-- START Supplied records --
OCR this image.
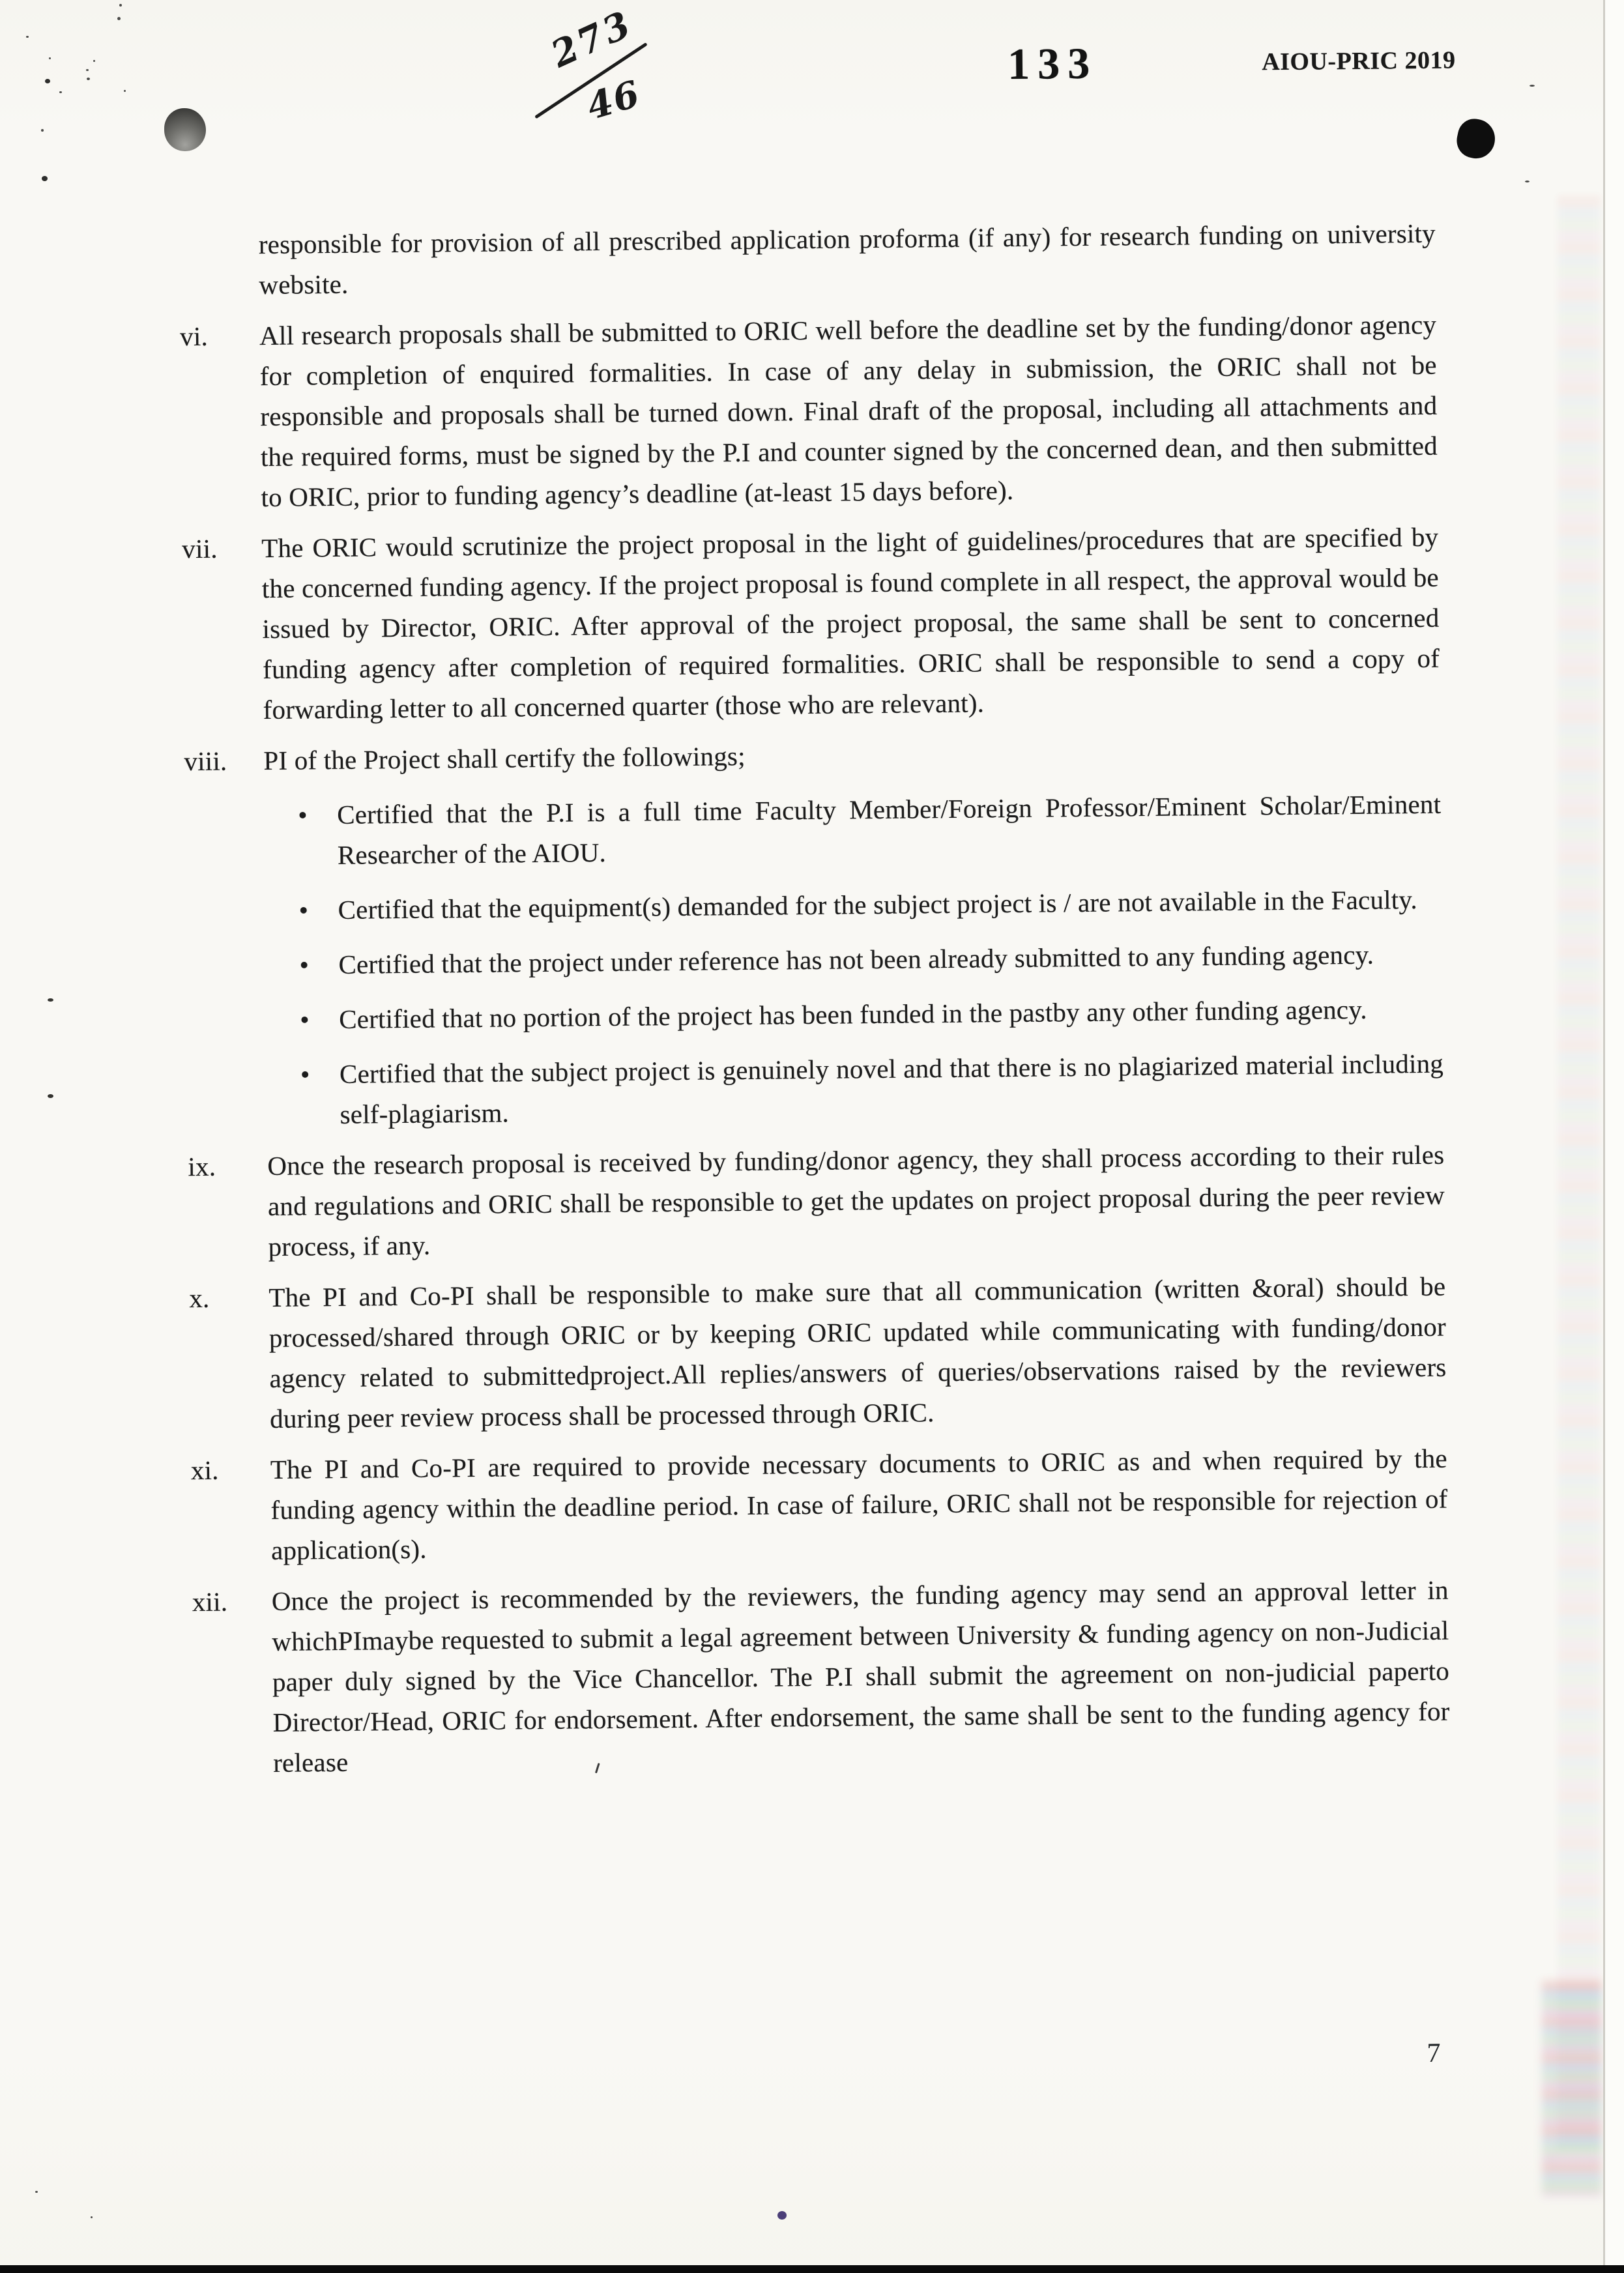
273
46
133	AIOU-PRIC 2019
responsible for provision of all prescribed application proforma (if any) for research funding on university website.
vi.	All research proposals shall be submitted to ORIC well before the deadline set by the funding/donor agency for completion of enquired formalities. In case of any delay in submission, the ORIC shall not be responsible and proposals shall be turned down. Final draft of the proposal, including all attachments and the required forms, must be signed by the P.I and counter signed by the concerned dean, and then submitted to ORIC, prior to funding agency’s deadline (at-least 15 days before).
vii.	The ORIC would scrutinize the project proposal in the light of guidelines/procedures that are specified by the concerned funding agency. If the project proposal is found complete in all respect, the approval would be issued by Director, ORIC. After approval of the project proposal, the same shall be sent to concerned funding agency after completion of required formalities. ORIC shall be responsible to send a copy of forwarding letter to all concerned quarter (those who are relevant).
viii.	PI of the Project shall certify the followings;
• Certified that the P.I is a full time Faculty Member/Foreign Professor/Eminent Scholar/Eminent Researcher of the AIOU.
• Certified that the equipment(s) demanded for the subject project is / are not available in the Faculty.
• Certified that the project under reference has not been already submitted to any funding agency.
• Certified that no portion of the project has been funded in the pastby any other funding agency.
• Certified that the subject project is genuinely novel and that there is no plagiarized material including self-plagiarism.
ix.	Once the research proposal is received by funding/donor agency, they shall process according to their rules and regulations and ORIC shall be responsible to get the updates on project proposal during the peer review process, if any.
x.	The PI and Co-PI shall be responsible to make sure that all communication (written &oral) should be processed/shared through ORIC or by keeping ORIC updated while communicating with funding/donor agency related to submittedproject.All replies/answers of queries/observations raised by the reviewers during peer review process shall be processed through ORIC.
xi.	The PI and Co-PI are required to provide necessary documents to ORIC as and when required by the funding agency within the deadline period. In case of failure, ORIC shall not be responsible for rejection of application(s).
xii.	Once the project is recommended by the reviewers, the funding agency may send an approval letter in whichPImaybe requested to submit a legal agreement between University & funding agency on non-Judicial paper duly signed by the Vice Chancellor. The P.I shall submit the agreement on non-judicial paperto Director/Head, ORIC for endorsement. After endorsement, the same shall be sent to the funding agency for release
7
-- END Supplied records --
* **What is required**
Scan the material above for the string "subject" and return the lines that hold it.

* **Correct output**
• Certified that the equipment(s) demanded for the subject project is / are not available in the Faculty.
• Certified that the subject project is genuinely novel and that there is no plagiarized material including self-plagiarism.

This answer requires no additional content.